◆ **Goal**:
Rewrite the material from its beginning through the line containing "260, 182, 320]", swapping each "table-cell" for "grid-cell" and leaving all else as it stands.

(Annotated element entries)
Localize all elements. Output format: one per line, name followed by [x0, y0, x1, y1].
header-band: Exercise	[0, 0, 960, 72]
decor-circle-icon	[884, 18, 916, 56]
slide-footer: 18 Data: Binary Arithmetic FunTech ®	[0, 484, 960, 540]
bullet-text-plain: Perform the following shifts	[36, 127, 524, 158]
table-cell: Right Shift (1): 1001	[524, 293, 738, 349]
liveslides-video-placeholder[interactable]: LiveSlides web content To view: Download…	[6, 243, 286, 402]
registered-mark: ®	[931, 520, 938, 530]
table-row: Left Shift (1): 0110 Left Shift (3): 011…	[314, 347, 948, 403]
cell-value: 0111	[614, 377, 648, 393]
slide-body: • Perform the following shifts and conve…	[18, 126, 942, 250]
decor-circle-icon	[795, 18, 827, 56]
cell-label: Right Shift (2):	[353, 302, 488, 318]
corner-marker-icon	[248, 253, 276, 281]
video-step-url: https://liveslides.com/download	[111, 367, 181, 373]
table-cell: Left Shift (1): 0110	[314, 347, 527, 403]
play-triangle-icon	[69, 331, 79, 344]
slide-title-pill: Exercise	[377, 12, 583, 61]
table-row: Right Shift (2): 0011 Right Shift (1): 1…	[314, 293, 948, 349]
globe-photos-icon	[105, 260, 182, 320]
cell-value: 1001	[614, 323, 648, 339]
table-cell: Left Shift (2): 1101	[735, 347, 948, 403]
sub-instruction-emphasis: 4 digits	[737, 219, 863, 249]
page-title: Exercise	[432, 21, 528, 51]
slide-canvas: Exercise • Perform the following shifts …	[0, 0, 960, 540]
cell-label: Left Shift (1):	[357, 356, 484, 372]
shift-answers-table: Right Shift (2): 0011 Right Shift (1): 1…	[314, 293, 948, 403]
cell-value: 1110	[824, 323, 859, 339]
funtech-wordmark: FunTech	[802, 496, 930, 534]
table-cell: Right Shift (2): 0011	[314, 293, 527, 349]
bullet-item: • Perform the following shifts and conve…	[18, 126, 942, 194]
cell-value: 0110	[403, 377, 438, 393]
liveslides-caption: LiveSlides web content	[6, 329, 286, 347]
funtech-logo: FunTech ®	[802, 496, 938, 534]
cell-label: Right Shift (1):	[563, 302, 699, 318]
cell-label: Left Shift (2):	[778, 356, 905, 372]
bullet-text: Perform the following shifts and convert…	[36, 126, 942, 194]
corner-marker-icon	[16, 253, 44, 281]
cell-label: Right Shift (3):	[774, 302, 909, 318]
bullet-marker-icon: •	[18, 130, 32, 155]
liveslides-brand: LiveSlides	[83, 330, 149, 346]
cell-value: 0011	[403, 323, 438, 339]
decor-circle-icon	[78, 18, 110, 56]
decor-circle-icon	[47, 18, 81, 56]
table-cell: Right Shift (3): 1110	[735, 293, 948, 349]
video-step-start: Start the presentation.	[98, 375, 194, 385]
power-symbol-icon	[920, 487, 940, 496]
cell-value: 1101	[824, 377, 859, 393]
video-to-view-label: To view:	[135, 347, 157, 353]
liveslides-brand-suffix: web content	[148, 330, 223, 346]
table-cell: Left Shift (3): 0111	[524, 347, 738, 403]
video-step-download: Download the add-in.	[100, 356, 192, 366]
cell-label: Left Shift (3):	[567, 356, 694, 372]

◆ **Solution below**:
Localize all elements. Output format: one per line, name followed by [x0, y0, x1, y1].
header-band: Exercise	[0, 0, 960, 72]
decor-circle-icon	[884, 18, 916, 56]
slide-footer: 18 Data: Binary Arithmetic FunTech ®	[0, 484, 960, 540]
bullet-text-plain: Perform the following shifts	[36, 127, 524, 158]
grid-cell: Right Shift (1): 1001	[524, 293, 738, 349]
liveslides-video-placeholder[interactable]: LiveSlides web content To view: Download…	[6, 243, 286, 402]
registered-mark: ®	[931, 520, 938, 530]
table-row: Left Shift (1): 0110 Left Shift (3): 011…	[314, 347, 948, 403]
cell-value: 0111	[614, 377, 648, 393]
slide-body: • Perform the following shifts and conve…	[18, 126, 942, 250]
decor-circle-icon	[795, 18, 827, 56]
cell-label: Right Shift (2):	[353, 302, 488, 318]
corner-marker-icon	[248, 253, 276, 281]
video-step-url: https://liveslides.com/download	[111, 367, 181, 373]
grid-cell: Left Shift (1): 0110	[314, 347, 527, 403]
play-triangle-icon	[69, 331, 79, 344]
slide-title-pill: Exercise	[377, 12, 583, 61]
table-row: Right Shift (2): 0011 Right Shift (1): 1…	[314, 293, 948, 349]
globe-photos-icon	[105, 260, 182, 320]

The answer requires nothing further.